-- What you should do --
Print out every line, exactly as written.

-- Provided records --
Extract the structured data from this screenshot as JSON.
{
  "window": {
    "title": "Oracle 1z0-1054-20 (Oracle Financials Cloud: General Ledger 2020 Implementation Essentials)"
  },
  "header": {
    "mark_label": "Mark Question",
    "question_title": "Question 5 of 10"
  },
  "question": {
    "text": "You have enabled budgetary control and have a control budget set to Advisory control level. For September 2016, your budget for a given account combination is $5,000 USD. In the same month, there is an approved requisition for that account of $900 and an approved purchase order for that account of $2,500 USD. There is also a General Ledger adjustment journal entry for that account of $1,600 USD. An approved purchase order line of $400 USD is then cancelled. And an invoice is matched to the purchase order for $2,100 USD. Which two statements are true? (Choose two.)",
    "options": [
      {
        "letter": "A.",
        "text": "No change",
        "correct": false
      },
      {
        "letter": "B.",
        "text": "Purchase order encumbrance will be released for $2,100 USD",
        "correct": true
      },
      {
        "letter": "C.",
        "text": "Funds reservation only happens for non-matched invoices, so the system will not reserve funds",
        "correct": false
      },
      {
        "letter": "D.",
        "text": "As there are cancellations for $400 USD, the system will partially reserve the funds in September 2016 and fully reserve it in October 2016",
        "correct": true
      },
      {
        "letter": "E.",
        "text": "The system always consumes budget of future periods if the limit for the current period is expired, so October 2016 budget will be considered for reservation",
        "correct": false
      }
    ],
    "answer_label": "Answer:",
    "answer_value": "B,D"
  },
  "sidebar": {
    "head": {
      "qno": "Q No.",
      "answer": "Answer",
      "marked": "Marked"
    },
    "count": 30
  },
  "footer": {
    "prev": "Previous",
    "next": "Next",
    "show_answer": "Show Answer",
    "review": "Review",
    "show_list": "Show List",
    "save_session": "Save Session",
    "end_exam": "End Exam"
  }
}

-- Result for this exercise --
Extract the structured data from this screenshot as JSON.
{
  "window": {
    "title": "Oracle 1z0-1054-20 (Oracle Financials Cloud: General Ledger 2020 Implementation Essentials)"
  },
  "header": {
    "mark_label": "Mark Question",
    "question_title": "Question 5 of 10"
  },
  "question": {
    "text": "You have enabled budgetary control and have a control budget set to Advisory control level. For September 2016, your budget for a given account combination is $5,000 USD. In the same month, there is an approved requisition for that account of $900 and an approved purchase order for that account of $2,500 USD. There is also a General Ledger adjustment journal entry for that account of $1,600 USD. An approved purchase order line of $400 USD is then cancelled. And an invoice is matched to the purchase order for $2,100 USD. Which two statements are true? (Choose two.)",
    "options": [
      {
        "letter": "A.",
        "text": "No change",
        "correct": false
      },
      {
        "letter": "B.",
        "text": "Purchase order encumbrance will be released for $2,100 USD",
        "correct": true
      },
      {
        "letter": "C.",
        "text": "Funds reservation only happens for non-matched invoices, so the system will not reserve funds",
        "correct": false
      },
      {
        "letter": "D.",
        "text": "As there are cancellations for $400 USD, the system will partially reserve the funds in September 2016 and fully reserve it in October 2016",
        "correct": true
      },
      {
        "letter": "E.",
        "text": "The system always consumes budget of future periods if the limit for the current period is expired, so October 2016 budget will be considered for reservation",
        "correct": false
      }
    ],
    "answer_label": "Answer:",
    "answer_value": "B,D"
  },
  "sidebar": {
    "head": {
      "qno": "Q No.",
      "answer": "Answer",
      "marked": "Marked"
    },
    "count": 30
  },
  "footer": {
    "prev": "Previous",
    "next": "Next",
    "show_answer": "Show Answer",
    "review": "Review",
    "show_list": "Show List",
    "save_session": "Save Session",
    "end_exam": "End Exam"
  }
}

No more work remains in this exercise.